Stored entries
━━━━━━━━━━━━━━━━━━━━━━━━━━━━━━
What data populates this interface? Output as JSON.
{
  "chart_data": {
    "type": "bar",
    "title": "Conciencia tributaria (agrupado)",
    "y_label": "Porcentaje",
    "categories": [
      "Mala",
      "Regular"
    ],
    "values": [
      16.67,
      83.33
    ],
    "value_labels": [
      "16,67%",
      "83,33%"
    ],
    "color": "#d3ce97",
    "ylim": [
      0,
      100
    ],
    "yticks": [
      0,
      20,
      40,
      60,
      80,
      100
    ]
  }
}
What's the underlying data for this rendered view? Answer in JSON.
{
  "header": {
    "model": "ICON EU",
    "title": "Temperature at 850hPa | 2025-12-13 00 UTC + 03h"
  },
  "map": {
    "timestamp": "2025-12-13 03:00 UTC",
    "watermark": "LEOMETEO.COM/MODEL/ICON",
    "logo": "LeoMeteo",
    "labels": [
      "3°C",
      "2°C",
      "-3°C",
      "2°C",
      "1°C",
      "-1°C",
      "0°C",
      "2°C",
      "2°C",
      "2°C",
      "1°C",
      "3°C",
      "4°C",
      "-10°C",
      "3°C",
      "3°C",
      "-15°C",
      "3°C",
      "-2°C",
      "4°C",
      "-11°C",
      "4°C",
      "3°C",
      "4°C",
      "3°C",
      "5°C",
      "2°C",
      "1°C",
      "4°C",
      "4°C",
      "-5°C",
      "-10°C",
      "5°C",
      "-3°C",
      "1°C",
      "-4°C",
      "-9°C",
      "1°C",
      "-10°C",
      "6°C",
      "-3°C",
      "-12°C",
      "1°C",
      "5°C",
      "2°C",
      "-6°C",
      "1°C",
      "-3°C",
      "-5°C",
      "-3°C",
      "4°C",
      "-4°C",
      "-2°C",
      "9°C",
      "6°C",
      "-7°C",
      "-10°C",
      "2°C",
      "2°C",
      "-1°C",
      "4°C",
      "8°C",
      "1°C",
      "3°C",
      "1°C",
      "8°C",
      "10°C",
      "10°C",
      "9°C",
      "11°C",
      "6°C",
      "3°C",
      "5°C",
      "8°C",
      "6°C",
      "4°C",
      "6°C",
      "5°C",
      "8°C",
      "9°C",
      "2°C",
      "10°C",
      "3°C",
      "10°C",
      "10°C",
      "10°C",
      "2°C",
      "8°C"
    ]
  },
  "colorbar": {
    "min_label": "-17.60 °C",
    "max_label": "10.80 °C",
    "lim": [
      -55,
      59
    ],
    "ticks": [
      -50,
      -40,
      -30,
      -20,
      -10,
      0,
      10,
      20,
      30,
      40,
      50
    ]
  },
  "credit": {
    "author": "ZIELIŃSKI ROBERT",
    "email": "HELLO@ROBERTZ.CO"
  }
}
━━━━━━━━━━━━━━━━━━━━━━━━━━━━━━
What the task requires: Copy out each line in the listing that has the word "this".

Task result:
What data populates this interface? Output as JSON.
What's the underlying data for this rendered view? Answer in JSON.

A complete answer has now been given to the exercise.